## THE PROBLEM
Please transcribe the listing below in full and word for word, without its pictures.

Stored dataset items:
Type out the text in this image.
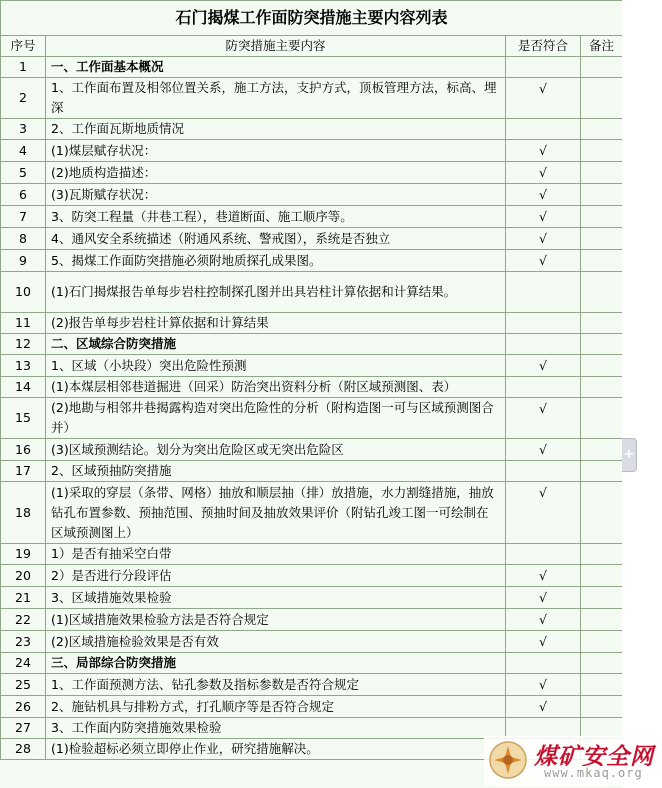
石门揭煤工作面防突措施主要内容列表			
序号	防突措施主要内容	是否符合	备注
1	一、工作面基本概况		
2	1、工作面布置及相邻位置关系，施工方法，支护方式，顶板管理方法，标高、埋深	√	
3	2、工作面瓦斯地质情况		
4	(1)煤层赋存状况：	√	
5	(2)地质构造描述：	√	
6	(3)瓦斯赋存状况：	√	
7	3、防突工程量（井巷工程），巷道断面、施工顺序等。	√	
8	4、通风安全系统描述（附通风系统、警戒图），系统是否独立	√	
9	5、揭煤工作面防突措施必须附地质探孔成果图。	√	
10	(1)石门揭煤报告单每步岩柱控制探孔图并出具岩柱计算依据和计算结果。		
11	(2)报告单每步岩柱计算依据和计算结果		
12	二、区域综合防突措施		
13	1、区域（小块段）突出危险性预测	√	
14	(1)本煤层相邻巷道掘进（回采）防治突出资料分析（附区域预测图、表）		
15	(2)地勘与相邻井巷揭露构造对突出危险性的分析（附构造图一可与区域预测图合并）	√	
16	(3)区域预测结论。划分为突出危险区或无突出危险区	√	
17	2、区域预抽防突措施		
18	(1)采取的穿层（条带、网格）抽放和顺层抽（排）放措施，水力割缝措施，抽放钻孔布置参数、预抽范围、预抽时间及抽放效果评价（附钻孔竣工图一可绘制在区域预测图上）	√	
19	1）是否有抽采空白带		
20	2）是否进行分段评估	√	
21	3、区域措施效果检验	√	
22	(1)区域措施效果检验方法是否符合规定	√	
23	(2)区域措施检验效果是否有效	√	
24	三、局部综合防突措施		
25	1、工作面预测方法、钻孔参数及指标参数是否符合规定	√	
26	2、施钻机具与排粉方式，打孔顺序等是否符合规定	√	
27	3、工作面内防突措施效果检验		
28	(1)检验超标必须立即停止作业，研究措施解决。		
+
煤矿安全网
www.mkaq.org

## COMPLETE RESPONSE
Type out the text in this image.
石门揭煤工作面防突措施主要内容列表			
序号	防突措施主要内容	是否符合	备注
1	一、工作面基本概况		
2	1、工作面布置及相邻位置关系，施工方法，支护方式，顶板管理方法，标高、埋深	√	
3	2、工作面瓦斯地质情况		
4	(1)煤层赋存状况：	√	
5	(2)地质构造描述：	√	
6	(3)瓦斯赋存状况：	√	
7	3、防突工程量（井巷工程），巷道断面、施工顺序等。	√	
8	4、通风安全系统描述（附通风系统、警戒图），系统是否独立	√	
9	5、揭煤工作面防突措施必须附地质探孔成果图。	√	
10	(1)石门揭煤报告单每步岩柱控制探孔图并出具岩柱计算依据和计算结果。		
11	(2)报告单每步岩柱计算依据和计算结果		
12	二、区域综合防突措施		
13	1、区域（小块段）突出危险性预测	√	
14	(1)本煤层相邻巷道掘进（回采）防治突出资料分析（附区域预测图、表）		
15	(2)地勘与相邻井巷揭露构造对突出危险性的分析（附构造图一可与区域预测图合并）	√	
16	(3)区域预测结论。划分为突出危险区或无突出危险区	√	
17	2、区域预抽防突措施		
18	(1)采取的穿层（条带、网格）抽放和顺层抽（排）放措施，水力割缝措施，抽放钻孔布置参数、预抽范围、预抽时间及抽放效果评价（附钻孔竣工图一可绘制在区域预测图上）	√	
19	1）是否有抽采空白带		
20	2）是否进行分段评估	√	
21	3、区域措施效果检验	√	
22	(1)区域措施效果检验方法是否符合规定	√	
23	(2)区域措施检验效果是否有效	√	
24	三、局部综合防突措施		
25	1、工作面预测方法、钻孔参数及指标参数是否符合规定	√	
26	2、施钻机具与排粉方式，打孔顺序等是否符合规定	√	
27	3、工作面内防突措施效果检验		
28	(1)检验超标必须立即停止作业，研究措施解决。		
+
煤矿安全网
www.mkaq.org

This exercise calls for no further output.